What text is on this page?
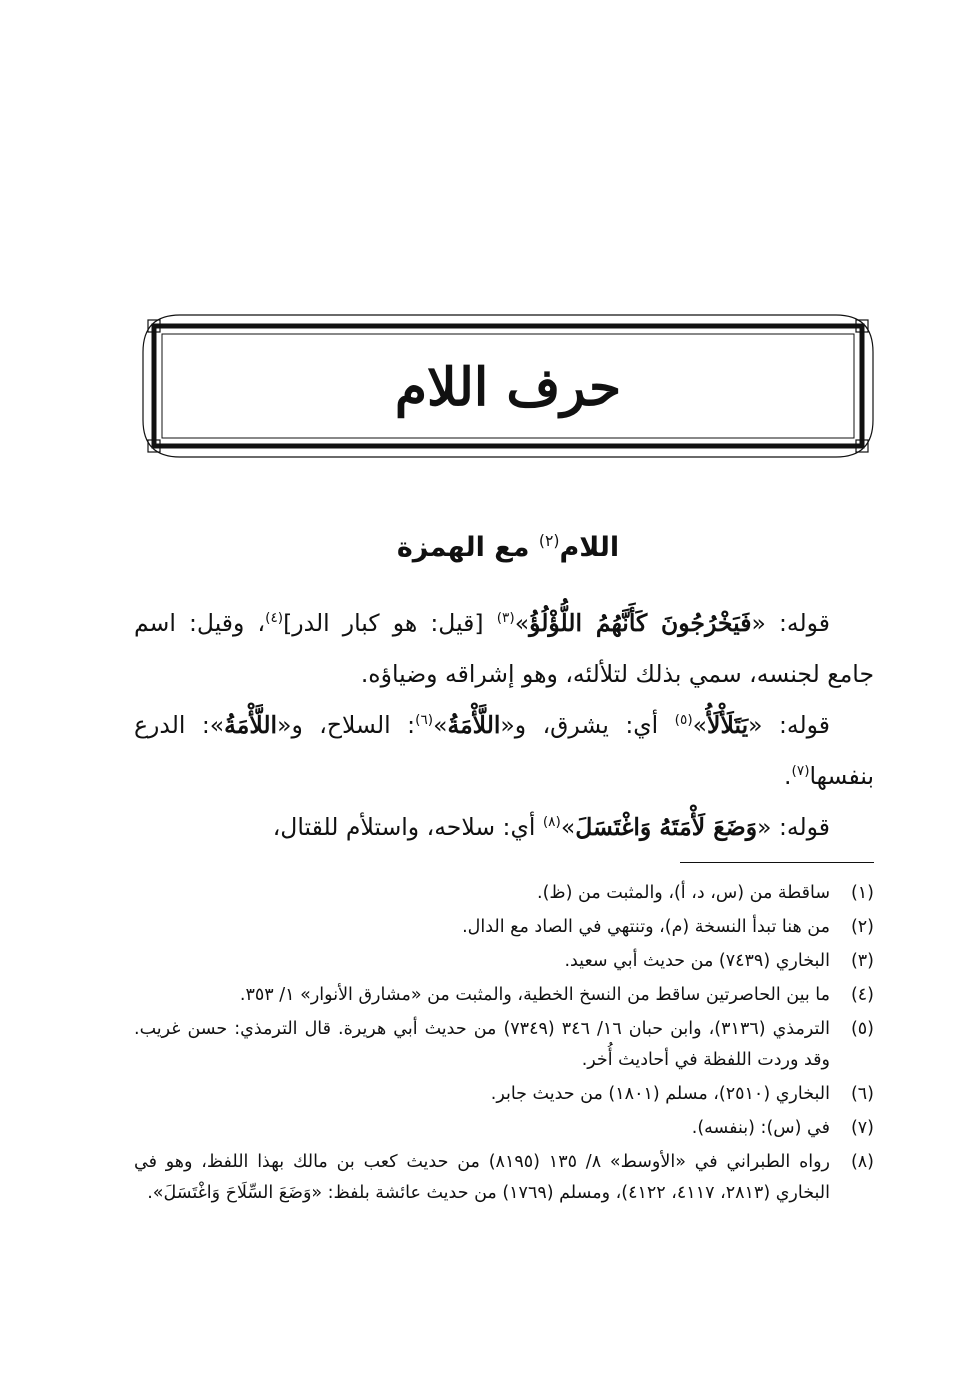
حرف اللام
اللام$^{(٢)}$ مع الهمزة

قوله: «فَيَخْرُجُونَ كَأَنَّهُمُ اللُّؤْلُؤُ»$^{(٣)}$ [قيل: هو كبار الدر]$^{(٤)}$، وقيل: اسم جامع لجنسه، سمي بذلك لتلألئه، وهو إشراقه وضياؤه.

قوله: «يَتَلَأْلَأُ»$^{(٥)}$ أي: يشرق، و«اللَّأْمَةُ»$^{(٦)}$: السلاح، و«اللَّأْمَةُ»: الدرع بنفسها$^{(٧)}$.

قوله: «وَضَعَ لَأْمَتَهُ وَاغْتَسَلَ»$^{(٨)}$ أي: سلاحه، واستلأم للقتال،

(١)
ساقطة من (س، د، أ)، والمثبت من (ظ).
(٢)
من هنا تبدأ النسخة (م)، وتنتهي في الصاد مع الدال.
(٣)
البخاري (٧٤٣٩) من حديث أبي سعيد.
(٤)
ما بين الحاصرتين ساقط من النسخ الخطية، والمثبت من «مشارق الأنوار» ١/ ٣٥٣.
(٥)
الترمذي (٣١٣٦)، وابن حبان ١٦/ ٣٤٦ (٧٣٤٩) من حديث أبي هريرة. قال الترمذي: حسن غريب. وقد وردت اللفظة في أحاديث أُخر.
(٦)
البخاري (٢٥١٠)، مسلم (١٨٠١) من حديث جابر.
(٧)
في (س): (بنفسه).
(٨)
رواه الطبراني في «الأوسط» ٨/ ١٣٥ (٨١٩٥) من حديث كعب بن مالك بهذا اللفظ، وهو في البخاري (٢٨١٣، ٤١١٧، ٤١٢٢)، ومسلم (١٧٦٩) من حديث عائشة بلفظ: «وَضَعَ السِّلَاحَ وَاغْتَسَلَ».
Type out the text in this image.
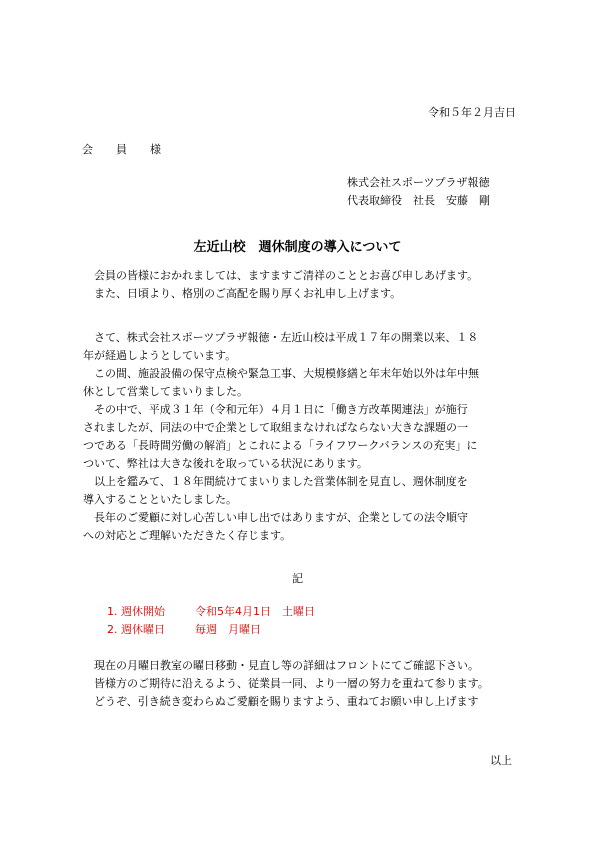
令和５年２月吉日
会　員　様
株式会社スポーツプラザ報徳
代表取締役　社長　安藤　剛
左近山校　週休制度の導入について

会員の皆様におかれましては、ますますご清祥のこととお喜び申しあげます。

また、日頃より、格別のご高配を賜り厚くお礼申し上げます。

さて、株式会社スポーツプラザ報徳・左近山校は平成１７年の開業以来、１８

年が経過しようとしています。

この間、施設設備の保守点検や緊急工事、大規模修繕と年末年始以外は年中無

休として営業してまいりました。

その中で、平成３１年（令和元年）４月１日に「働き方改革関連法」が施行

されましたが、同法の中で企業として取組まなければならない大きな課題の一

つである「長時間労働の解消」とこれによる「ライフワークバランスの充実」に

ついて、弊社は大きな後れを取っている状況にあります。

以上を鑑みて、１８年間続けてまいりました営業体制を見直し、週休制度を

導入することといたしました。

長年のご愛顧に対し心苦しい申し出ではありますが、企業としての法令順守

への対応とご理解いただきたく存じます。

記
1. 週休開始	令和5年4月1日　土曜日
2. 週休曜日	毎週　月曜日

現在の月曜日教室の曜日移動・見直し等の詳細はフロントにてご確認下さい。

皆様方のご期待に沿えるよう、従業員一同、より一層の努力を重ねて参ります。

どうぞ、引き続き変わらぬご愛顧を賜りますよう、重ねてお願い申し上げます

以上
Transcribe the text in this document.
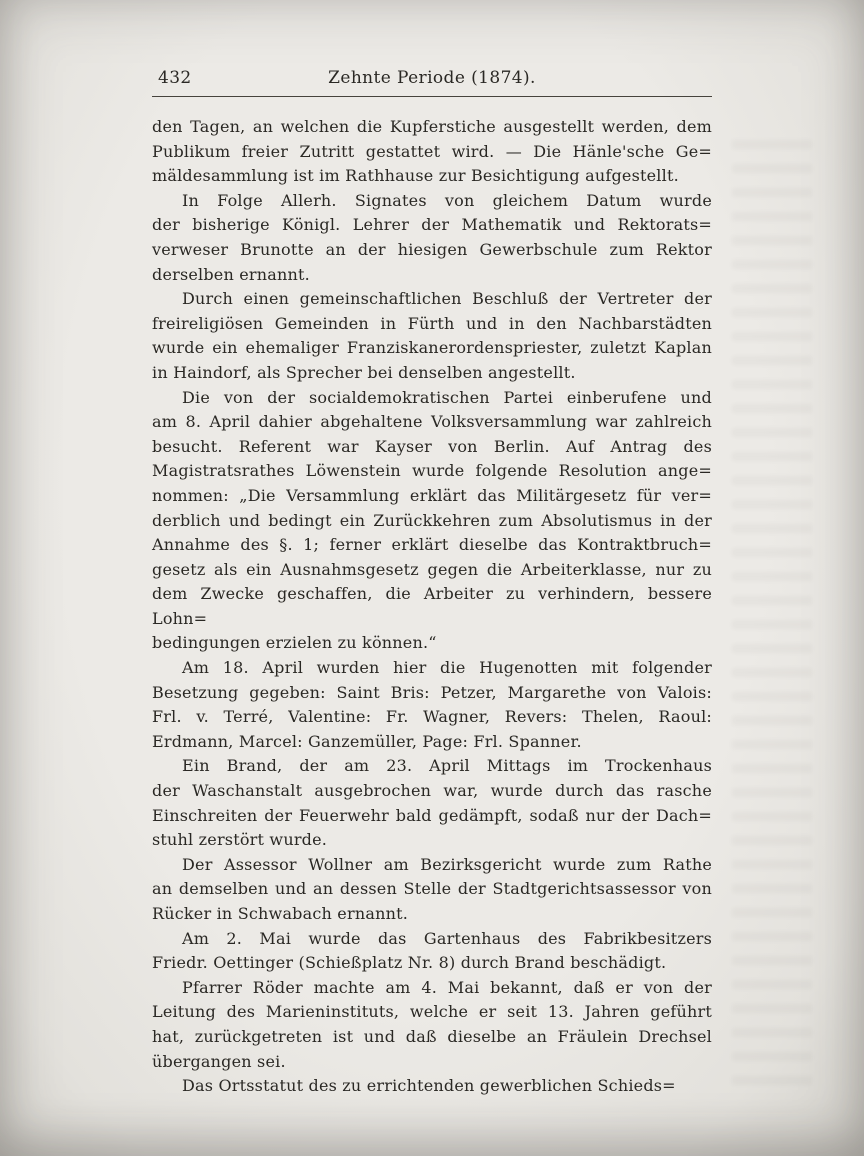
432	Zehnte Periode (1874).
den Tagen, an welchen die Kupferstiche ausgestellt werden, dem
Publikum freier Zutritt gestattet wird. — Die Hänle'sche Ge=
mäldesammlung ist im Rathhause zur Besichtigung aufgestellt.
In Folge Allerh. Signates von gleichem Datum wurde
der bisherige Königl. Lehrer der Mathematik und Rektorats=
verweser Brunotte an der hiesigen Gewerbschule zum Rektor
derselben ernannt.
Durch einen gemeinschaftlichen Beschluß der Vertreter der
freireligiösen Gemeinden in Fürth und in den Nachbarstädten
wurde ein ehemaliger Franziskanerordenspriester, zuletzt Kaplan
in Haindorf, als Sprecher bei denselben angestellt.
Die von der socialdemokratischen Partei einberufene und
am 8. April dahier abgehaltene Volksversammlung war zahlreich
besucht. Referent war Kayser von Berlin. Auf Antrag des
Magistratsrathes Löwenstein wurde folgende Resolution ange=
nommen: „Die Versammlung erklärt das Militärgesetz für ver=
derblich und bedingt ein Zurückkehren zum Absolutismus in der
Annahme des §. 1; ferner erklärt dieselbe das Kontraktbruch=
gesetz als ein Ausnahmsgesetz gegen die Arbeiterklasse, nur zu
dem Zwecke geschaffen, die Arbeiter zu verhindern, bessere Lohn=
bedingungen erzielen zu können.“
Am 18. April wurden hier die Hugenotten mit folgender
Besetzung gegeben: Saint Bris: Petzer, Margarethe von Valois:
Frl. v. Terré, Valentine: Fr. Wagner, Revers: Thelen, Raoul:
Erdmann, Marcel: Ganzemüller, Page: Frl. Spanner.
Ein Brand, der am 23. April Mittags im Trockenhaus
der Waschanstalt ausgebrochen war, wurde durch das rasche
Einschreiten der Feuerwehr bald gedämpft, sodaß nur der Dach=
stuhl zerstört wurde.
Der Assessor Wollner am Bezirksgericht wurde zum Rathe
an demselben und an dessen Stelle der Stadtgerichtsassessor von
Rücker in Schwabach ernannt.
Am 2. Mai wurde das Gartenhaus des Fabrikbesitzers
Friedr. Oettinger (Schießplatz Nr. 8) durch Brand beschädigt.
Pfarrer Röder machte am 4. Mai bekannt, daß er von der
Leitung des Marieninstituts, welche er seit 13. Jahren geführt
hat, zurückgetreten ist und daß dieselbe an Fräulein Drechsel
übergangen sei.
Das Ortsstatut des zu errichtenden gewerblichen Schieds=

Goal of the exercise: Look above for lines with the word "ernannt" and copy them all.

The response:
derselben ernannt.
Rücker in Schwabach ernannt.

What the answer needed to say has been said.